• _Exercise task_
For this exercise, copy out each line of the material below that includes "text".

Part of a data file
- - - - - - -

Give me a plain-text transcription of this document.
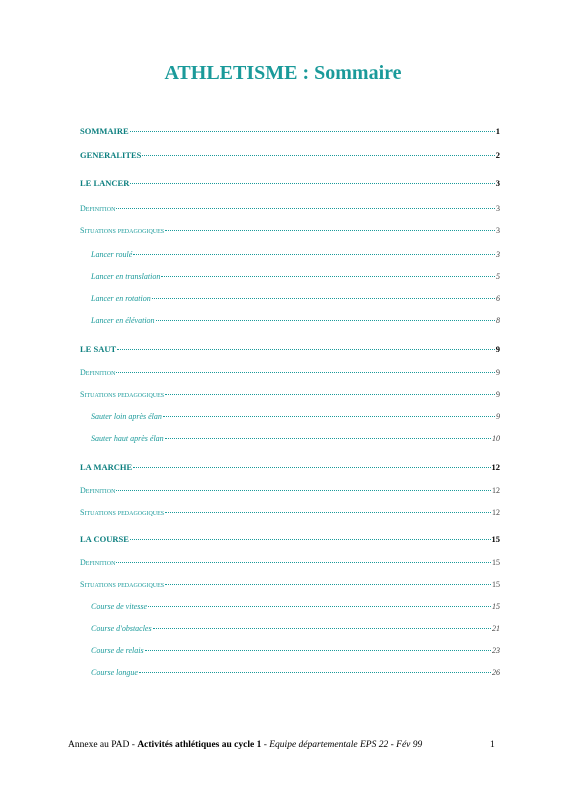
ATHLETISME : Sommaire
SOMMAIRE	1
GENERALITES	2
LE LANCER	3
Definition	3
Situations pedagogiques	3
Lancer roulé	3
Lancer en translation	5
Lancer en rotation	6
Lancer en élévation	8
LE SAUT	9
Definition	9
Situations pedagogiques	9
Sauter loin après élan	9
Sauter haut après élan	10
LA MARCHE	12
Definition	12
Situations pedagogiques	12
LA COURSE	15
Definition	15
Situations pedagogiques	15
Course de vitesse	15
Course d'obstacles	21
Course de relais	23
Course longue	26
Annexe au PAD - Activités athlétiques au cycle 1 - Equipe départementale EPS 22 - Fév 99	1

- - - - - - -

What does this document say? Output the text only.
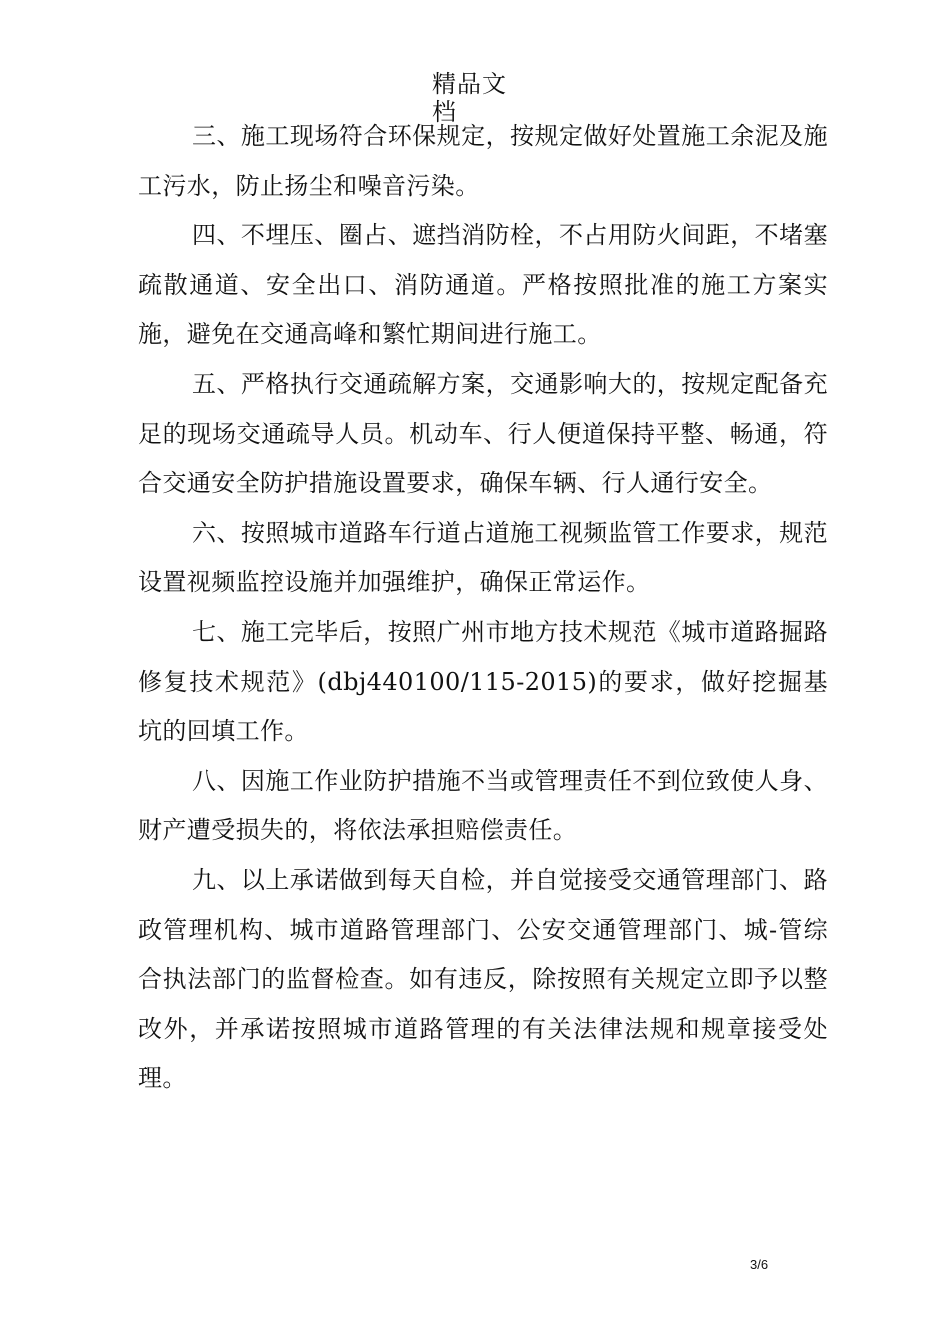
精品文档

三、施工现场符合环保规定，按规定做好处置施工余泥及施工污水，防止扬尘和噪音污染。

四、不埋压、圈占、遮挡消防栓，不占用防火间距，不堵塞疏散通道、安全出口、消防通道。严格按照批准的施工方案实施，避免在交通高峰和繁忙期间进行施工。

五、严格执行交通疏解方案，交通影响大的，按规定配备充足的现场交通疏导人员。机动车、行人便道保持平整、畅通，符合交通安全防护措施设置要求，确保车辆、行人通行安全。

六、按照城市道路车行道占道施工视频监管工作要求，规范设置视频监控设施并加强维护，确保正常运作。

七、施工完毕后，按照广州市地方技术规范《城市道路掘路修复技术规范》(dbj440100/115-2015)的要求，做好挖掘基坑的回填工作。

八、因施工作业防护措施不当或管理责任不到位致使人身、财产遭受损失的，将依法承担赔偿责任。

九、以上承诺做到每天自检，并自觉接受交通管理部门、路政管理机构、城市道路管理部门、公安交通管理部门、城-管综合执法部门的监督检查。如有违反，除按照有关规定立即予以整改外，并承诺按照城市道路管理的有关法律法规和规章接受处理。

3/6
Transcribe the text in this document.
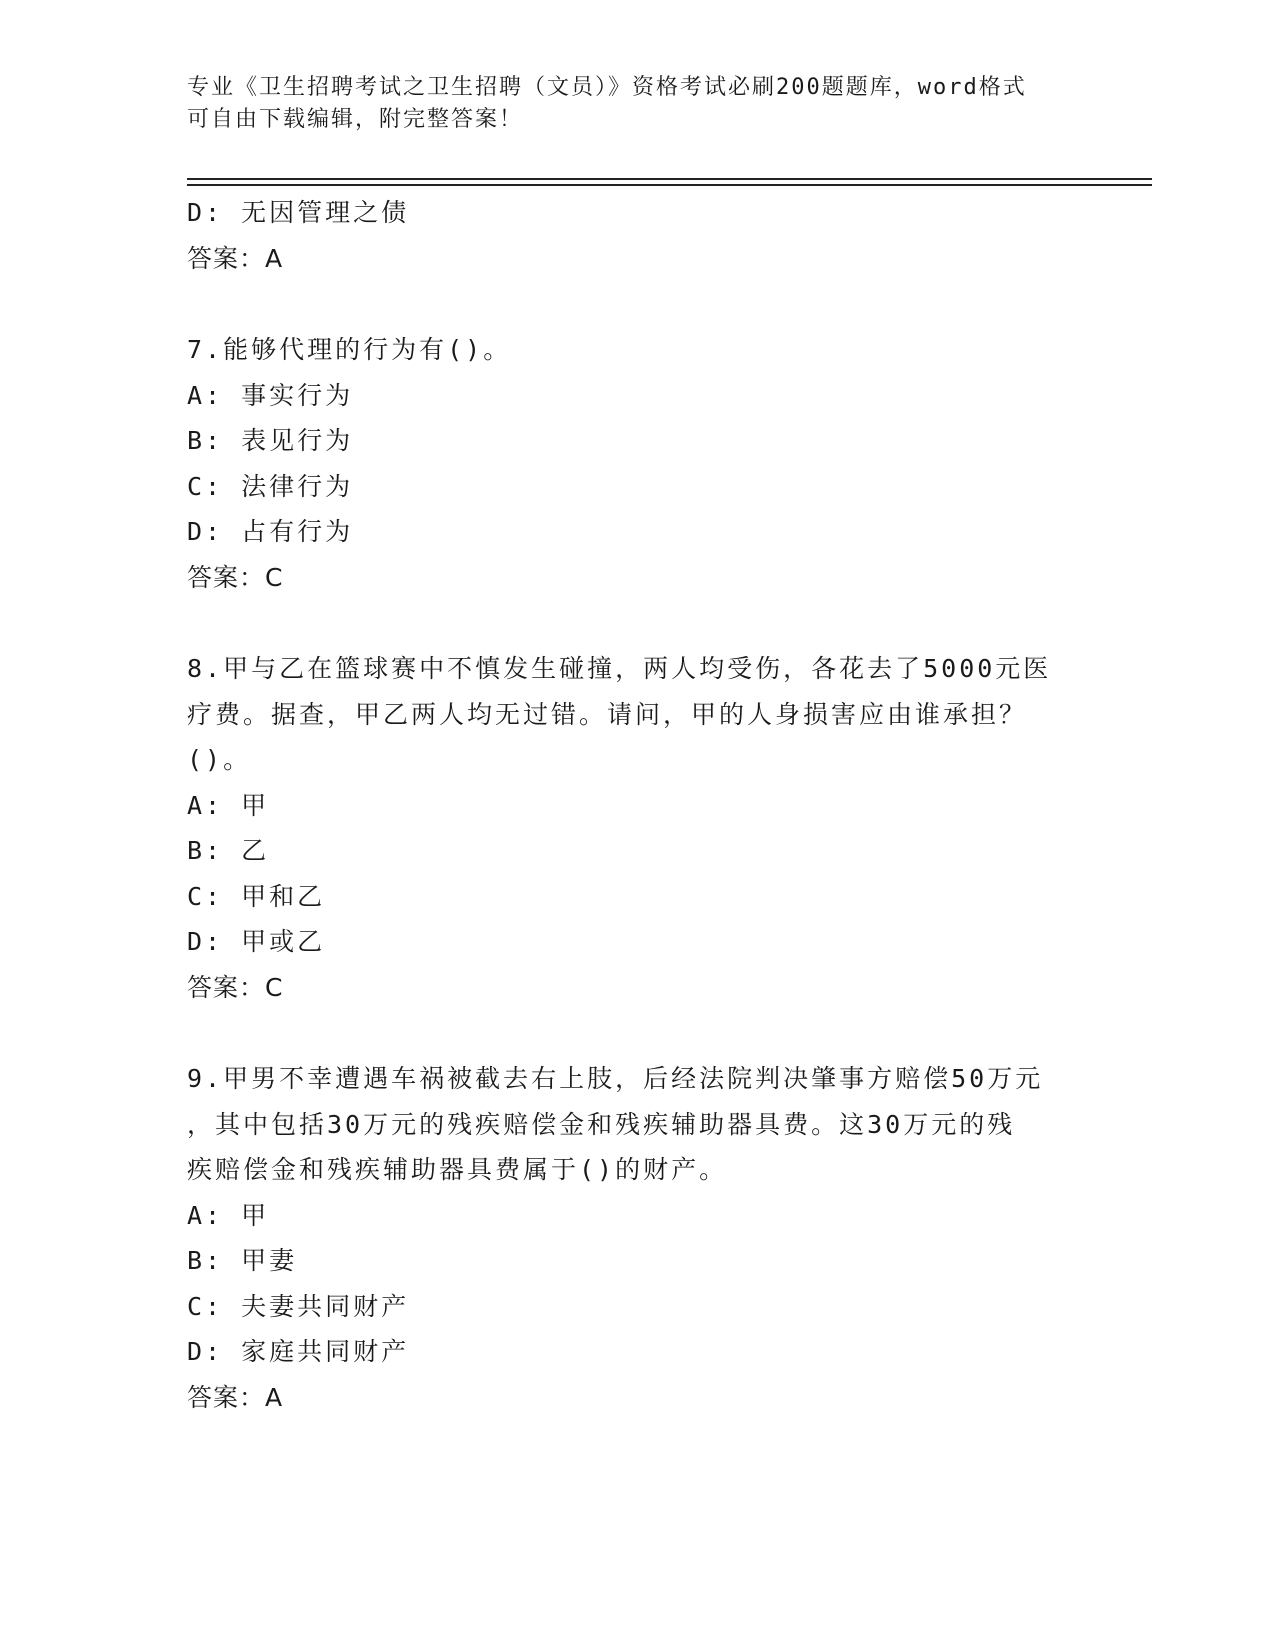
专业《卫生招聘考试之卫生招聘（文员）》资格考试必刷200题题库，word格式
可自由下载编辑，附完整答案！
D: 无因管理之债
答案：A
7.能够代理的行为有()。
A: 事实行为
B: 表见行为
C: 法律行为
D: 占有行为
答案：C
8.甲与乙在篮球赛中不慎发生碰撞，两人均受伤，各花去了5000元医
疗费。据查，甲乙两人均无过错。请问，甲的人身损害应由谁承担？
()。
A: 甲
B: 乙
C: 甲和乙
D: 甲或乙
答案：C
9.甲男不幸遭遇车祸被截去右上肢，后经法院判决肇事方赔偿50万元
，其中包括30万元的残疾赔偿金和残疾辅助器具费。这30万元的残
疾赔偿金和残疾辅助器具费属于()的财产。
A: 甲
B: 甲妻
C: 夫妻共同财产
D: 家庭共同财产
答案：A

- - - - - - -

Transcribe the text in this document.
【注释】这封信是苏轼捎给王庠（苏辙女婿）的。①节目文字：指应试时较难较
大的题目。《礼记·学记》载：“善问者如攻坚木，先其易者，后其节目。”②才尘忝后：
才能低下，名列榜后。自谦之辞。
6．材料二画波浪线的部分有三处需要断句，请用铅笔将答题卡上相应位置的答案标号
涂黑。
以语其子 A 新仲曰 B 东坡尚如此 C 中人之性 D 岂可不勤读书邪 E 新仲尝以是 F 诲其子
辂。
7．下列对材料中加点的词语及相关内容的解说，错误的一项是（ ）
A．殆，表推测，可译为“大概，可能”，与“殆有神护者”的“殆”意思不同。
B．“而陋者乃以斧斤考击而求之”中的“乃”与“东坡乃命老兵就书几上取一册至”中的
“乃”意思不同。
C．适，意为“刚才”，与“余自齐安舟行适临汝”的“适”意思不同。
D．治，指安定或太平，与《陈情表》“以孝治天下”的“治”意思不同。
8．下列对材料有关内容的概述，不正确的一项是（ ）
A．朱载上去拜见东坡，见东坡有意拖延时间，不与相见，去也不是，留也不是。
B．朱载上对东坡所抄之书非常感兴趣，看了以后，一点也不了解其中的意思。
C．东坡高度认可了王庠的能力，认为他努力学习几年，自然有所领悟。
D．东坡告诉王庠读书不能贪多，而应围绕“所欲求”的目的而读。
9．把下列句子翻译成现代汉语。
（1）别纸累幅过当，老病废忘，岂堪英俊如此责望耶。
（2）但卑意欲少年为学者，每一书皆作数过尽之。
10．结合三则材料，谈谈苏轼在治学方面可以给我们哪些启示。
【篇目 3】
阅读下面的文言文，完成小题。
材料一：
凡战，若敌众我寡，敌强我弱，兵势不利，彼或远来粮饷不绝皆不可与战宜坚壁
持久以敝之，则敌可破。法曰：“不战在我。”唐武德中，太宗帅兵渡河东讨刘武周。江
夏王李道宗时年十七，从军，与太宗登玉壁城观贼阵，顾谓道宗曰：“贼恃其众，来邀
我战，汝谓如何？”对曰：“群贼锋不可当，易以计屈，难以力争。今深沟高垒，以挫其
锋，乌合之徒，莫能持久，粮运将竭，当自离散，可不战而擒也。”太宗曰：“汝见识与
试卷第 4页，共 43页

- - - - - - -

• _Answer_
Give me a plain-text transcription of this document.
What does this document say? Output the text only.
Transcribe the text in this document.
Transcribe the text in this document.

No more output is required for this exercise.